▶ [Records supplied]
═══

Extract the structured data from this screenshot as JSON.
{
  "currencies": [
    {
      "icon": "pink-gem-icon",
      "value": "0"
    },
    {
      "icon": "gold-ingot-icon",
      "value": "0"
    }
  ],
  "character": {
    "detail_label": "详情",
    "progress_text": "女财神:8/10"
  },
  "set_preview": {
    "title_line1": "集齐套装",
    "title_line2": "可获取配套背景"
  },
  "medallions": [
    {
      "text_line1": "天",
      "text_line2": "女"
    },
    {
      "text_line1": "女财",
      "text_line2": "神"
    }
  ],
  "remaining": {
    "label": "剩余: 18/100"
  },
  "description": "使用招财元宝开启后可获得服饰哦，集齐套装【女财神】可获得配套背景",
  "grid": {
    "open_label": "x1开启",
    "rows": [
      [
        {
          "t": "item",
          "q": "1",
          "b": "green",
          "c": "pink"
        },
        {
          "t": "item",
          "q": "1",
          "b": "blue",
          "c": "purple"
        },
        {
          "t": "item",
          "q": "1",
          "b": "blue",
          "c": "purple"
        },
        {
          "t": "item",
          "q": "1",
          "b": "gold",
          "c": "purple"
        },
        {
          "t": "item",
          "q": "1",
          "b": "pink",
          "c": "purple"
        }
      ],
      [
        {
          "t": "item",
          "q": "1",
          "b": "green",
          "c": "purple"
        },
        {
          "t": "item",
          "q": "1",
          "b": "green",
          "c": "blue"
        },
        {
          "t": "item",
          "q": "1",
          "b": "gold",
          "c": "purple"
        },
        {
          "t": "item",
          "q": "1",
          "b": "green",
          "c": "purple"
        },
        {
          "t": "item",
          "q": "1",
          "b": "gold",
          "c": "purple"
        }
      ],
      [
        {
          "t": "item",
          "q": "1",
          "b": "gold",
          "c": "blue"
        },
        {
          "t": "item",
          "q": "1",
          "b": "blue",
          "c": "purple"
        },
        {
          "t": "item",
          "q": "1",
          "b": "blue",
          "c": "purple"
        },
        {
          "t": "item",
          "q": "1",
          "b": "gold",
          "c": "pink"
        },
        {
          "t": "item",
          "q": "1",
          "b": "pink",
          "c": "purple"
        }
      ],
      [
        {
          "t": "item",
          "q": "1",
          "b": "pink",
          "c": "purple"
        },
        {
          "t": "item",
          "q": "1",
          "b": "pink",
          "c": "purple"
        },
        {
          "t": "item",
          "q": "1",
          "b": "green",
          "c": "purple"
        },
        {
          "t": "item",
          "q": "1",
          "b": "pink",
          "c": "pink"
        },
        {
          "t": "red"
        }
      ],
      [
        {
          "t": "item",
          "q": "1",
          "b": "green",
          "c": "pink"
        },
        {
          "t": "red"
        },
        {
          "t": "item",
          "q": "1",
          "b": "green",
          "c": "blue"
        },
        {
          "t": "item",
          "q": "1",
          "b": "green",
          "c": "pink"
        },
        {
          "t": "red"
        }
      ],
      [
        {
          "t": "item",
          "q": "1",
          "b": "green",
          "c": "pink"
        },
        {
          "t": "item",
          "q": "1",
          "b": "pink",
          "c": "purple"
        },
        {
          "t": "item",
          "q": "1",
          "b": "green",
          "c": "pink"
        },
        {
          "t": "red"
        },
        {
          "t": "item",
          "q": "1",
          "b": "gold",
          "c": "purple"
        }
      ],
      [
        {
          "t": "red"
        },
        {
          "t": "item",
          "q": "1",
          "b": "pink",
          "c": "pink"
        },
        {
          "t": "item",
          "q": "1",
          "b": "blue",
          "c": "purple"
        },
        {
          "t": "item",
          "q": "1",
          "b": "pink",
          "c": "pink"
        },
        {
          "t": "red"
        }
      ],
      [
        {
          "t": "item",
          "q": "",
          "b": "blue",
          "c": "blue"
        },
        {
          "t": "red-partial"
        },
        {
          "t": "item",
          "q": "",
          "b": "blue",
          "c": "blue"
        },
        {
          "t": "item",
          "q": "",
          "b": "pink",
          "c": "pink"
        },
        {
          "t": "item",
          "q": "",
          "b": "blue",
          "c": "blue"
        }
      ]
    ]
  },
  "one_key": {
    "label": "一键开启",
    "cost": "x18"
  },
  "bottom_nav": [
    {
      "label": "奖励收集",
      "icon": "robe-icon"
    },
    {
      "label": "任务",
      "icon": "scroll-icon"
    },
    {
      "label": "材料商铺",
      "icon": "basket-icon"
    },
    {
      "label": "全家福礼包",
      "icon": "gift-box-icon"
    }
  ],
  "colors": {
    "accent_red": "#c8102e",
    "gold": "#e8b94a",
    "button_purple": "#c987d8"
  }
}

═══

▶ [Task statement] Restate the data above word for word, please.

▶ [Task result]
Extract the structured data from this screenshot as JSON.
{
  "currencies": [
    {
      "icon": "pink-gem-icon",
      "value": "0"
    },
    {
      "icon": "gold-ingot-icon",
      "value": "0"
    }
  ],
  "character": {
    "detail_label": "详情",
    "progress_text": "女财神:8/10"
  },
  "set_preview": {
    "title_line1": "集齐套装",
    "title_line2": "可获取配套背景"
  },
  "medallions": [
    {
      "text_line1": "天",
      "text_line2": "女"
    },
    {
      "text_line1": "女财",
      "text_line2": "神"
    }
  ],
  "remaining": {
    "label": "剩余: 18/100"
  },
  "description": "使用招财元宝开启后可获得服饰哦，集齐套装【女财神】可获得配套背景",
  "grid": {
    "open_label": "x1开启",
    "rows": [
      [
        {
          "t": "item",
          "q": "1",
          "b": "green",
          "c": "pink"
        },
        {
          "t": "item",
          "q": "1",
          "b": "blue",
          "c": "purple"
        },
        {
          "t": "item",
          "q": "1",
          "b": "blue",
          "c": "purple"
        },
        {
          "t": "item",
          "q": "1",
          "b": "gold",
          "c": "purple"
        },
        {
          "t": "item",
          "q": "1",
          "b": "pink",
          "c": "purple"
        }
      ],
      [
        {
          "t": "item",
          "q": "1",
          "b": "green",
          "c": "purple"
        },
        {
          "t": "item",
          "q": "1",
          "b": "green",
          "c": "blue"
        },
        {
          "t": "item",
          "q": "1",
          "b": "gold",
          "c": "purple"
        },
        {
          "t": "item",
          "q": "1",
          "b": "green",
          "c": "purple"
        },
        {
          "t": "item",
          "q": "1",
          "b": "gold",
          "c": "purple"
        }
      ],
      [
        {
          "t": "item",
          "q": "1",
          "b": "gold",
          "c": "blue"
        },
        {
          "t": "item",
          "q": "1",
          "b": "blue",
          "c": "purple"
        },
        {
          "t": "item",
          "q": "1",
          "b": "blue",
          "c": "purple"
        },
        {
          "t": "item",
          "q": "1",
          "b": "gold",
          "c": "pink"
        },
        {
          "t": "item",
          "q": "1",
          "b": "pink",
          "c": "purple"
        }
      ],
      [
        {
          "t": "item",
          "q": "1",
          "b": "pink",
          "c": "purple"
        },
        {
          "t": "item",
          "q": "1",
          "b": "pink",
          "c": "purple"
        },
        {
          "t": "item",
          "q": "1",
          "b": "green",
          "c": "purple"
        },
        {
          "t": "item",
          "q": "1",
          "b": "pink",
          "c": "pink"
        },
        {
          "t": "red"
        }
      ],
      [
        {
          "t": "item",
          "q": "1",
          "b": "green",
          "c": "pink"
        },
        {
          "t": "red"
        },
        {
          "t": "item",
          "q": "1",
          "b": "green",
          "c": "blue"
        },
        {
          "t": "item",
          "q": "1",
          "b": "green",
          "c": "pink"
        },
        {
          "t": "red"
        }
      ],
      [
        {
          "t": "item",
          "q": "1",
          "b": "green",
          "c": "pink"
        },
        {
          "t": "item",
          "q": "1",
          "b": "pink",
          "c": "purple"
        },
        {
          "t": "item",
          "q": "1",
          "b": "green",
          "c": "pink"
        },
        {
          "t": "red"
        },
        {
          "t": "item",
          "q": "1",
          "b": "gold",
          "c": "purple"
        }
      ],
      [
        {
          "t": "red"
        },
        {
          "t": "item",
          "q": "1",
          "b": "pink",
          "c": "pink"
        },
        {
          "t": "item",
          "q": "1",
          "b": "blue",
          "c": "purple"
        },
        {
          "t": "item",
          "q": "1",
          "b": "pink",
          "c": "pink"
        },
        {
          "t": "red"
        }
      ],
      [
        {
          "t": "item",
          "q": "",
          "b": "blue",
          "c": "blue"
        },
        {
          "t": "red-partial"
        },
        {
          "t": "item",
          "q": "",
          "b": "blue",
          "c": "blue"
        },
        {
          "t": "item",
          "q": "",
          "b": "pink",
          "c": "pink"
        },
        {
          "t": "item",
          "q": "",
          "b": "blue",
          "c": "blue"
        }
      ]
    ]
  },
  "one_key": {
    "label": "一键开启",
    "cost": "x18"
  },
  "bottom_nav": [
    {
      "label": "奖励收集",
      "icon": "robe-icon"
    },
    {
      "label": "任务",
      "icon": "scroll-icon"
    },
    {
      "label": "材料商铺",
      "icon": "basket-icon"
    },
    {
      "label": "全家福礼包",
      "icon": "gift-box-icon"
    }
  ],
  "colors": {
    "accent_red": "#c8102e",
    "gold": "#e8b94a",
    "button_purple": "#c987d8"
  }
}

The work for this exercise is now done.